Search the material below for the string "задачи" and extract each line that has it.

Data to process >>
———
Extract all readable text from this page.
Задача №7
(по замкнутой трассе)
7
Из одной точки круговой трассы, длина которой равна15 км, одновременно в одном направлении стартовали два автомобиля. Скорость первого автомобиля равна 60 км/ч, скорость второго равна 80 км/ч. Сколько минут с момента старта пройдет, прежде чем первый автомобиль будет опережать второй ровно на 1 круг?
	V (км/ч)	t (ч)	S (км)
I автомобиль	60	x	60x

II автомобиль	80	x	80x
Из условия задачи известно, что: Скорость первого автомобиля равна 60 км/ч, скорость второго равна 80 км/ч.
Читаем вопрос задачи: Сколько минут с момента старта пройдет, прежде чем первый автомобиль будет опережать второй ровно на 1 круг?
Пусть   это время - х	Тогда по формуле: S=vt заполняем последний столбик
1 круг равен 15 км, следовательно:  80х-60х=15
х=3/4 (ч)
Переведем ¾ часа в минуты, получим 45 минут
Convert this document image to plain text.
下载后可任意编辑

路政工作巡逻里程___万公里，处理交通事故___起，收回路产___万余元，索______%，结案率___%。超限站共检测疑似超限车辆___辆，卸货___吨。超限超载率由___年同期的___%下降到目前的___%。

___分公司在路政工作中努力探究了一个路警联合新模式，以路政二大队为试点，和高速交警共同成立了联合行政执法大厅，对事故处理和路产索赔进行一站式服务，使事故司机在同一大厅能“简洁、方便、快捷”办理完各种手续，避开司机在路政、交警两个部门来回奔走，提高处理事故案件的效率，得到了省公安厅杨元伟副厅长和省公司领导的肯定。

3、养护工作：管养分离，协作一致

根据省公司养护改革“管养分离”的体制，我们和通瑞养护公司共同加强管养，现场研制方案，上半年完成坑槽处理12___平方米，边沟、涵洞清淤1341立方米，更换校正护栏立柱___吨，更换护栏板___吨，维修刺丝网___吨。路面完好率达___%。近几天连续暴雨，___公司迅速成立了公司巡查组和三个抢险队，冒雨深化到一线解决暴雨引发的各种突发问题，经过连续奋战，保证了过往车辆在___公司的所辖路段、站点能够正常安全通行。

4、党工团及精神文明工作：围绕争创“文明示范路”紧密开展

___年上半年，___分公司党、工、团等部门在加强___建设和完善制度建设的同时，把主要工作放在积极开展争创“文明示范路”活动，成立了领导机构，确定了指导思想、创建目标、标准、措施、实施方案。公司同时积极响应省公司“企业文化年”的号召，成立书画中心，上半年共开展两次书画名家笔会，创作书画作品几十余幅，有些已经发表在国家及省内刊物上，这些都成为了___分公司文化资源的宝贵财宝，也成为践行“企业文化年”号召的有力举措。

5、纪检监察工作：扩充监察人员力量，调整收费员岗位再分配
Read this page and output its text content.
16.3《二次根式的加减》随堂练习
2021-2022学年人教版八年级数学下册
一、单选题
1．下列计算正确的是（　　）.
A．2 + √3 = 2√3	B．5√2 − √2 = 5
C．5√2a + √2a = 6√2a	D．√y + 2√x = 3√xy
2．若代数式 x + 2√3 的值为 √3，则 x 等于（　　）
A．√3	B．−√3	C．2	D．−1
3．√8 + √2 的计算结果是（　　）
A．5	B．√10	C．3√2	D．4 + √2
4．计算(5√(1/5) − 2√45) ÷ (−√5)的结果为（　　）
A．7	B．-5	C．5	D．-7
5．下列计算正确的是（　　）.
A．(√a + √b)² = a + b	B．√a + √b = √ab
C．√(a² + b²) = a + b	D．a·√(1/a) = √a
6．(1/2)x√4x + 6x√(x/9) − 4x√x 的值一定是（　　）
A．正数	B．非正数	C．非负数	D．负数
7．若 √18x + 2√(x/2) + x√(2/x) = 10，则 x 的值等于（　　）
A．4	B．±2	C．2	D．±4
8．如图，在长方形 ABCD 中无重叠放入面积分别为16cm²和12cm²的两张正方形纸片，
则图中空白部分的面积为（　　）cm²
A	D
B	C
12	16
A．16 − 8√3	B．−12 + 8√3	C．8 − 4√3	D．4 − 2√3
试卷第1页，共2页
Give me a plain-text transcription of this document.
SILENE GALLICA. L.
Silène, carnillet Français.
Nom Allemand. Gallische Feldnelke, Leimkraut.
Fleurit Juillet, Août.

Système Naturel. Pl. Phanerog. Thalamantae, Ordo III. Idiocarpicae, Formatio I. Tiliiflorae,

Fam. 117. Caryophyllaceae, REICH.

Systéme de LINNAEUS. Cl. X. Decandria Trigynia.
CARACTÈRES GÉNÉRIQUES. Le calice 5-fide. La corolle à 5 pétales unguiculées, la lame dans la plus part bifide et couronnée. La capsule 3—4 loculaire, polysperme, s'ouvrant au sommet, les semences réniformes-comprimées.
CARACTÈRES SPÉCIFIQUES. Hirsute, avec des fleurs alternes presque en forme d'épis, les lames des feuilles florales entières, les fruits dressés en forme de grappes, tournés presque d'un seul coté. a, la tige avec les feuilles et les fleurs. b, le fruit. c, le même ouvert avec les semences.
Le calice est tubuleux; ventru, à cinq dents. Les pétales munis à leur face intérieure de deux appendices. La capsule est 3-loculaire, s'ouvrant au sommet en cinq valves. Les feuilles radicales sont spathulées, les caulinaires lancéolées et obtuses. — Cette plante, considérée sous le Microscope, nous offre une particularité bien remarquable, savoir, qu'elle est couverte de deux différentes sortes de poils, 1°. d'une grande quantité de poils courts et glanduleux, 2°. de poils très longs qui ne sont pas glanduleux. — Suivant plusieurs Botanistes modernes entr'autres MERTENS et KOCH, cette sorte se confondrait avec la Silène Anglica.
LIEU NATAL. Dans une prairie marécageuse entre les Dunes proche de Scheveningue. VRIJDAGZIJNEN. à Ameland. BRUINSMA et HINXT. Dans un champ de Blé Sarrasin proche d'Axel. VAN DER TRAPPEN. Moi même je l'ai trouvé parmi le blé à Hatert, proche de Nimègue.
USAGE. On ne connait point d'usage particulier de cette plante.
———
Answer to this problem >>
Из условия задачи известно, что: Скорость первого автомобиля равна 60 км/ч, скорость второго равна 80 км/ч.
Читаем вопрос задачи: Сколько минут с момента старта пройдет, прежде чем первый автомобиль будет опережать второй ровно на 1 круг?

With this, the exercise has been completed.